Request: Show all lines from the data that include the word "this".

[Rows from a figure dataset]
[start]

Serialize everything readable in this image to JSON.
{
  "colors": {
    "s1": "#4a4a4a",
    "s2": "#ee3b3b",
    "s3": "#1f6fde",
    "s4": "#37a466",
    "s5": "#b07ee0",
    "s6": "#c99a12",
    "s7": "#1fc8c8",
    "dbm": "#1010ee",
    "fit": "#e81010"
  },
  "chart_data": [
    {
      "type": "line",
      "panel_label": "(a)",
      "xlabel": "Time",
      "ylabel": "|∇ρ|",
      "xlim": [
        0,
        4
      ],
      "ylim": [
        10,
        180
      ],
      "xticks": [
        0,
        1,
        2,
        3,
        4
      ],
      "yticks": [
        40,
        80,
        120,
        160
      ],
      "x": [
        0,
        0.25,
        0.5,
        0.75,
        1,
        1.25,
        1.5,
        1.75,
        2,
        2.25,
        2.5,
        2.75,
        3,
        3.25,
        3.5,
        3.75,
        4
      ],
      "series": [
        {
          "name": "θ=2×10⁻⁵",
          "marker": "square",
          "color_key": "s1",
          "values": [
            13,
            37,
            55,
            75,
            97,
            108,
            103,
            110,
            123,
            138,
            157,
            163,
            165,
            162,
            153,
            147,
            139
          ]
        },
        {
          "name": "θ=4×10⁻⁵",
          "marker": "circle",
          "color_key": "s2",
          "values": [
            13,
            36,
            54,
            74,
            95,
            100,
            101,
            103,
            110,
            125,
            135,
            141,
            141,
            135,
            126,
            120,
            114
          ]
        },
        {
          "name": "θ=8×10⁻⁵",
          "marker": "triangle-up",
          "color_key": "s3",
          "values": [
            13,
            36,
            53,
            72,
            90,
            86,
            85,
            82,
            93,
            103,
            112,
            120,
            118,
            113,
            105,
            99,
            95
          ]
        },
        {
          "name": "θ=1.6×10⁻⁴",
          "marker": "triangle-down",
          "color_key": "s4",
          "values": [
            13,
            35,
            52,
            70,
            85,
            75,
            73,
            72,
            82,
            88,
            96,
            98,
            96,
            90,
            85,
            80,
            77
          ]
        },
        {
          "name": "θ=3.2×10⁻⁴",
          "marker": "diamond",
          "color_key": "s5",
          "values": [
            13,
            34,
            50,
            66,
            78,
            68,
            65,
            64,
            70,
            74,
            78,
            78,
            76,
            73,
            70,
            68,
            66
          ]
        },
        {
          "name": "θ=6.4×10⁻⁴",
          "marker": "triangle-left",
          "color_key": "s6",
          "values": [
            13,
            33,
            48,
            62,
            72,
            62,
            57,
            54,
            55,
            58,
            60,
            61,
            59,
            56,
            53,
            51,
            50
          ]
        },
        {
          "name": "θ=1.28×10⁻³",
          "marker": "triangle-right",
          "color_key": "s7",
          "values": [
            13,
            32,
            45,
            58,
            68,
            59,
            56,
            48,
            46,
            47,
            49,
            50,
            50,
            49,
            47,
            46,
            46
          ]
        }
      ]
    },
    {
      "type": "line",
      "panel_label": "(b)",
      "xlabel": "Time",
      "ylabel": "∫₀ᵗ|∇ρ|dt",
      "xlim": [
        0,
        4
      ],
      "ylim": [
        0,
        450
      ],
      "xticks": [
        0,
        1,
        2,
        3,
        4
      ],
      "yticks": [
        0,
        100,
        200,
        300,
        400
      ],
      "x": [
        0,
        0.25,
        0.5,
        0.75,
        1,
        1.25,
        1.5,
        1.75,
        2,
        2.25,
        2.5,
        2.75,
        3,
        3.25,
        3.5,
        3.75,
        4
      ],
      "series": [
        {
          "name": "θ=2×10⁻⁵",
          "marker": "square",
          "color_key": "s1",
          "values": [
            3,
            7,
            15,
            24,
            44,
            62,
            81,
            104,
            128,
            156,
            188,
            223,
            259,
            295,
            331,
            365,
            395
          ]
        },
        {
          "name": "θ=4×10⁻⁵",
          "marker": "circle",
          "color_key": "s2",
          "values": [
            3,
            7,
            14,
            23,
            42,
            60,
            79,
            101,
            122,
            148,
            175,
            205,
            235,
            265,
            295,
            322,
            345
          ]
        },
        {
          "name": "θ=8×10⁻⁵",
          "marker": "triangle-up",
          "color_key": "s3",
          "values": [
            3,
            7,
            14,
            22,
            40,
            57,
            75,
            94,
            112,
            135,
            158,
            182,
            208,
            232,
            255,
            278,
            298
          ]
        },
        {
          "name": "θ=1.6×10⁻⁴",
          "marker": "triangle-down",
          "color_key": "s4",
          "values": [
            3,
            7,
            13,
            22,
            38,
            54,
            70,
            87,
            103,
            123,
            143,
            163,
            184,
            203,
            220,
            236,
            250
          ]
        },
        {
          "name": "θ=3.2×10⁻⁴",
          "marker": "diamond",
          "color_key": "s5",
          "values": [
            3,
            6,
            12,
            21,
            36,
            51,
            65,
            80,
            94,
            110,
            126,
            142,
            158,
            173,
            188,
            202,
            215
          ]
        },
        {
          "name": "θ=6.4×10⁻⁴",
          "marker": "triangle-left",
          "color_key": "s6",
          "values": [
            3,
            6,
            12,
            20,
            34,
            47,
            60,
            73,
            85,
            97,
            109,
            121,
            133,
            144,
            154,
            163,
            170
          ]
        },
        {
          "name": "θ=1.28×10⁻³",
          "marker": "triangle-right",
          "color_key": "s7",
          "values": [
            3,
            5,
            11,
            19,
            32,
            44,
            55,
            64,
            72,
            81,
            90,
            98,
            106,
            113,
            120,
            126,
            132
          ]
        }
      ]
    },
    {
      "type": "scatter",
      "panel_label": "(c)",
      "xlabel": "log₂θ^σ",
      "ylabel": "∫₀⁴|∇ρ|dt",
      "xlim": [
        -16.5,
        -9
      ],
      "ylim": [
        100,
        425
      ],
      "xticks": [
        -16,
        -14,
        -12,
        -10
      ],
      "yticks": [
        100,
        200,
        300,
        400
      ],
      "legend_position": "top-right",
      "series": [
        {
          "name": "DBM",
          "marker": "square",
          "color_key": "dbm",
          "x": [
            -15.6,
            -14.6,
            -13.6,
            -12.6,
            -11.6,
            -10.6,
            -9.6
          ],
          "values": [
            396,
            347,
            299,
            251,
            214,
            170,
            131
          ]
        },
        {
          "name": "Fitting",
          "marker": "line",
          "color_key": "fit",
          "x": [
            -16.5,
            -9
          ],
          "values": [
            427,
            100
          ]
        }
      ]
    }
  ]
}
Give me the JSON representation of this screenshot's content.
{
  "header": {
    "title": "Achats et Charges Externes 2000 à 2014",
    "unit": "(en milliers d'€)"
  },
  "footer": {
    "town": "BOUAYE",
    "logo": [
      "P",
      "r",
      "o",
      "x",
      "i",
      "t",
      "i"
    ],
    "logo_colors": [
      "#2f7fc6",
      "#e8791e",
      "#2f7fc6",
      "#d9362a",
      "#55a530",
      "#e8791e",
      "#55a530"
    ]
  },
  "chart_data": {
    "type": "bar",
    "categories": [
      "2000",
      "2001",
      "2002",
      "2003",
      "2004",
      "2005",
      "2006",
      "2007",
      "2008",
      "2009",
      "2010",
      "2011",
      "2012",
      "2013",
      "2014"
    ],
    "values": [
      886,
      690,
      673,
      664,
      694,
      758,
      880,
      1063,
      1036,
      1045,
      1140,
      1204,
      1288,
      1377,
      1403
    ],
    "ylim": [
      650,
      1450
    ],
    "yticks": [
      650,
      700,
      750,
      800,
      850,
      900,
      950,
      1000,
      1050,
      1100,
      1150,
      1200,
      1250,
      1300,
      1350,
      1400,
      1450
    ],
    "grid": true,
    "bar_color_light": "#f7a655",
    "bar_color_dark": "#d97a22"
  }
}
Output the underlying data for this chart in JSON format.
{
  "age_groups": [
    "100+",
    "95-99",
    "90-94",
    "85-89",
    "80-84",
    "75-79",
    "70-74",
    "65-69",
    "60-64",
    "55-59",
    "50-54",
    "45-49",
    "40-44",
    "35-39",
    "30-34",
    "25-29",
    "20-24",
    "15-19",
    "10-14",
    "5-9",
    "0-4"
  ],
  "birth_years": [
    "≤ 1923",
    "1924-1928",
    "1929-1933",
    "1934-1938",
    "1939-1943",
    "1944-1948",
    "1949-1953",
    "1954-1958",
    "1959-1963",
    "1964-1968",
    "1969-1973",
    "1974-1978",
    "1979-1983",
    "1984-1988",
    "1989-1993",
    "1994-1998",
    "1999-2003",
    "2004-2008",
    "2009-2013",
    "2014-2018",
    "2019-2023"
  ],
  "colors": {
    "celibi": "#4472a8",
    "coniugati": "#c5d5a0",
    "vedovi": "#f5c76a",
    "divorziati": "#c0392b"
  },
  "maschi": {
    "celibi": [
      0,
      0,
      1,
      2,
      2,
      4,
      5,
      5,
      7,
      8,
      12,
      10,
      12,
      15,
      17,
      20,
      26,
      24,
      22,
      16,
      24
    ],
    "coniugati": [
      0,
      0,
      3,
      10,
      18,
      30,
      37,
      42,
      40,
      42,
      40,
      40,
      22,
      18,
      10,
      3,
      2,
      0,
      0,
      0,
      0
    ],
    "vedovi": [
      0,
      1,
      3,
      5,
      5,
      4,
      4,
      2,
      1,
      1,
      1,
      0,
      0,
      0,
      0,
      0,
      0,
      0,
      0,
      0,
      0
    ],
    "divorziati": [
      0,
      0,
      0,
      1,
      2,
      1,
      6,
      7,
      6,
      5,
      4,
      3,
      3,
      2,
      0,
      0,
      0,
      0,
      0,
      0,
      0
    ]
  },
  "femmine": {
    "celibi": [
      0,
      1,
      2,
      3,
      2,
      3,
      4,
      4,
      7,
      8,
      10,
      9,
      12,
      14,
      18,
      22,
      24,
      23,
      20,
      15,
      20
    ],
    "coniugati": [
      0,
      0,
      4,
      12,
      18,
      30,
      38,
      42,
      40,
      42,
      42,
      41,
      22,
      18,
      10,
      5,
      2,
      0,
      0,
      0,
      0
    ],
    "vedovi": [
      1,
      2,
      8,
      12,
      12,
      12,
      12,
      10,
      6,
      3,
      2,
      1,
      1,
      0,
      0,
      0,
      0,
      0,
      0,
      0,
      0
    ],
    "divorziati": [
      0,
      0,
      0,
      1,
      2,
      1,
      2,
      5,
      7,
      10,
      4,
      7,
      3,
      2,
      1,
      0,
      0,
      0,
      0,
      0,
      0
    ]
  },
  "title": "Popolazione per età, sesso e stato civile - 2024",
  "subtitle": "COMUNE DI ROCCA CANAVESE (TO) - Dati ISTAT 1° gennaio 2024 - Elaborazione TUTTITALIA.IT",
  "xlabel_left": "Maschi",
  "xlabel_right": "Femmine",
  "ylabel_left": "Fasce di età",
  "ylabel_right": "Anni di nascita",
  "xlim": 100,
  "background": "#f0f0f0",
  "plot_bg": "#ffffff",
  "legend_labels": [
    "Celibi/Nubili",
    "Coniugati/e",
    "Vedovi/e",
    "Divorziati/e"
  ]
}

[end]

Reply:
Serialize everything readable in this image to JSON.
Give me the JSON representation of this screenshot's content.
Output the underlying data for this chart in JSON format.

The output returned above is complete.